- _SUPPLIED DATA_
- - - - - - -

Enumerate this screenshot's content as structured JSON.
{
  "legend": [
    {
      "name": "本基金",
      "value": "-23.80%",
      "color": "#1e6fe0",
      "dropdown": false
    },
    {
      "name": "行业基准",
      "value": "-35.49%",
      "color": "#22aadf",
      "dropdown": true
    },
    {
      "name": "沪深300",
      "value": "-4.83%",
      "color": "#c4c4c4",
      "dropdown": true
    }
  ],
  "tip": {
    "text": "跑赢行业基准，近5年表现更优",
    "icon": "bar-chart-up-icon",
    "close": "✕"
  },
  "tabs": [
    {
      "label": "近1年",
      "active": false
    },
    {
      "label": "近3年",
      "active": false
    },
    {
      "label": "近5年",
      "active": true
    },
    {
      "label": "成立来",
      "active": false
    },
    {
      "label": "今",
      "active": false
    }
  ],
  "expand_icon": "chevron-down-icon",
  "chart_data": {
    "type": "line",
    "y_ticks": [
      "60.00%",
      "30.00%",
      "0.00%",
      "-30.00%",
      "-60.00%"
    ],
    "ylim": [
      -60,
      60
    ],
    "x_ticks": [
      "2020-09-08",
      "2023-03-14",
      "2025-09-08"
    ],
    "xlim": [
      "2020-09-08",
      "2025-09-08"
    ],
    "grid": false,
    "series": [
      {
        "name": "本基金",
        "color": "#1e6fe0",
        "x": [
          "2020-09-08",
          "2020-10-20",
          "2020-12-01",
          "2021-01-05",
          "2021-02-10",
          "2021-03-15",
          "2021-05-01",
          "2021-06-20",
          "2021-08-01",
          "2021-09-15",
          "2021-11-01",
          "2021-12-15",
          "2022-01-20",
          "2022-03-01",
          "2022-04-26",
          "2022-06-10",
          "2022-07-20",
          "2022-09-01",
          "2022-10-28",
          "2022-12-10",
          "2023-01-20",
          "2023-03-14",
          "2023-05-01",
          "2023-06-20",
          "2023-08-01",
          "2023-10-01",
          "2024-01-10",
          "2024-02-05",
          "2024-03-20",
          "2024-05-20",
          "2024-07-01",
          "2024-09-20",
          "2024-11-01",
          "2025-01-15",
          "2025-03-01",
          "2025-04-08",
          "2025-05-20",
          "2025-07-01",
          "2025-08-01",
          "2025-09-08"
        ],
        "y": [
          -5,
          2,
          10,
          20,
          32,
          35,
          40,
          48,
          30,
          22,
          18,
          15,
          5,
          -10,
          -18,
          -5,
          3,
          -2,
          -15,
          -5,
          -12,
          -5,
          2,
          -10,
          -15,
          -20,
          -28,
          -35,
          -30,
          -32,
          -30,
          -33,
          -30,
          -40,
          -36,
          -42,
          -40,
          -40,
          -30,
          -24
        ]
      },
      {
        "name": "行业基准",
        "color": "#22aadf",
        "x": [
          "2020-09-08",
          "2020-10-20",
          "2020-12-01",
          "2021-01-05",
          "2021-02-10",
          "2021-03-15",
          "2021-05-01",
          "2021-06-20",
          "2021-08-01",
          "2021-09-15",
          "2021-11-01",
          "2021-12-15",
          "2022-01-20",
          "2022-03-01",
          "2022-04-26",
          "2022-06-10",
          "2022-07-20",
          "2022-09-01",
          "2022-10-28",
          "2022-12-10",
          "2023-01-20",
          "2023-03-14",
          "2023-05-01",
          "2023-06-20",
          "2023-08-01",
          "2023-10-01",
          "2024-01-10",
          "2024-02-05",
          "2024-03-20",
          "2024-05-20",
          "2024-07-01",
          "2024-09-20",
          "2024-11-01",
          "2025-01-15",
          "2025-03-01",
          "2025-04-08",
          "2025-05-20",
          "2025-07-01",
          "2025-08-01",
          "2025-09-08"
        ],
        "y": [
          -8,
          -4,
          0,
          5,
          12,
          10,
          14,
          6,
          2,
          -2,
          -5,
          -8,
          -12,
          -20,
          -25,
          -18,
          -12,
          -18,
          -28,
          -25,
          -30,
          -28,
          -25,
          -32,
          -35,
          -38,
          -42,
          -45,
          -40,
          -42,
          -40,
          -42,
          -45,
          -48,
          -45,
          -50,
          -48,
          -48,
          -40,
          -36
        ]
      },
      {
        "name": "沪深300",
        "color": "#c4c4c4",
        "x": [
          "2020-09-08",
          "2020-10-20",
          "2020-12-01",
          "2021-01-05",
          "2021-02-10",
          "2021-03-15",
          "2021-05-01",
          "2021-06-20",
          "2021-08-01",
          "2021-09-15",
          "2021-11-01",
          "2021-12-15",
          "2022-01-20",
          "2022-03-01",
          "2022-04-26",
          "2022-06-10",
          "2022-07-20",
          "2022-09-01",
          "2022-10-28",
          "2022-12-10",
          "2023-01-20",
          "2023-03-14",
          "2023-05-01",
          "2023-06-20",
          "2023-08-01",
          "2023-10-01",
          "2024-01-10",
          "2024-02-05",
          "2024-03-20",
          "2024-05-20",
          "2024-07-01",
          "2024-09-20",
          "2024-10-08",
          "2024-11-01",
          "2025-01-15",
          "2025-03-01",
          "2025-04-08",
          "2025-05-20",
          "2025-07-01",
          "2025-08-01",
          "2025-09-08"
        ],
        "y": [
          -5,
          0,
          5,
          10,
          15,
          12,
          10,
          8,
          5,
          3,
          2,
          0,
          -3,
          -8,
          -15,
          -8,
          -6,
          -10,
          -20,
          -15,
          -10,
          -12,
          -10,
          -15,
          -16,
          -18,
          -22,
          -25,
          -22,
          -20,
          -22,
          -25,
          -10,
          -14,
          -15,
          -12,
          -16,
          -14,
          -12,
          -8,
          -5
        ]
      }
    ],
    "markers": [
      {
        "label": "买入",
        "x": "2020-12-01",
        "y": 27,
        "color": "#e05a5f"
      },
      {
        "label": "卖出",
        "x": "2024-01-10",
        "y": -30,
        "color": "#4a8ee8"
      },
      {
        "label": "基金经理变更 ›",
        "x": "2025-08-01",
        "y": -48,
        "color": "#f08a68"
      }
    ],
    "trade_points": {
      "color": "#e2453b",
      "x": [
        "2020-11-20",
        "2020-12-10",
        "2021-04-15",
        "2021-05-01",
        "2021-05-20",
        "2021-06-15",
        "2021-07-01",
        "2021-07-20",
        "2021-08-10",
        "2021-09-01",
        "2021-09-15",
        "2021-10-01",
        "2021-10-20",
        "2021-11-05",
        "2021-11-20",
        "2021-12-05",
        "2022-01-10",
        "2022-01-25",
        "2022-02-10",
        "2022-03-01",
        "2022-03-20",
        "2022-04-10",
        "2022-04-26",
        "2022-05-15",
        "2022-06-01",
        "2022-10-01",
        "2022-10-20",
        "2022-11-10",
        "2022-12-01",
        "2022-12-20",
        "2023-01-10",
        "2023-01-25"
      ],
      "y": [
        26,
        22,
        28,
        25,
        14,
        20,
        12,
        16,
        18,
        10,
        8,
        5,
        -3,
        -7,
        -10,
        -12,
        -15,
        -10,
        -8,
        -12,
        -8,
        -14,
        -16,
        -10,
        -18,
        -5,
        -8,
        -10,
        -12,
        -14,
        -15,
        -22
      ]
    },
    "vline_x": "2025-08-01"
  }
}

- - - - - - -

- _TASK PROMPT_
Report all lines of the data above that include the string "icon".

- _COMPLETED EXERCISE_
    "icon": "bar-chart-up-icon",
  "expand_icon": "chevron-down-icon",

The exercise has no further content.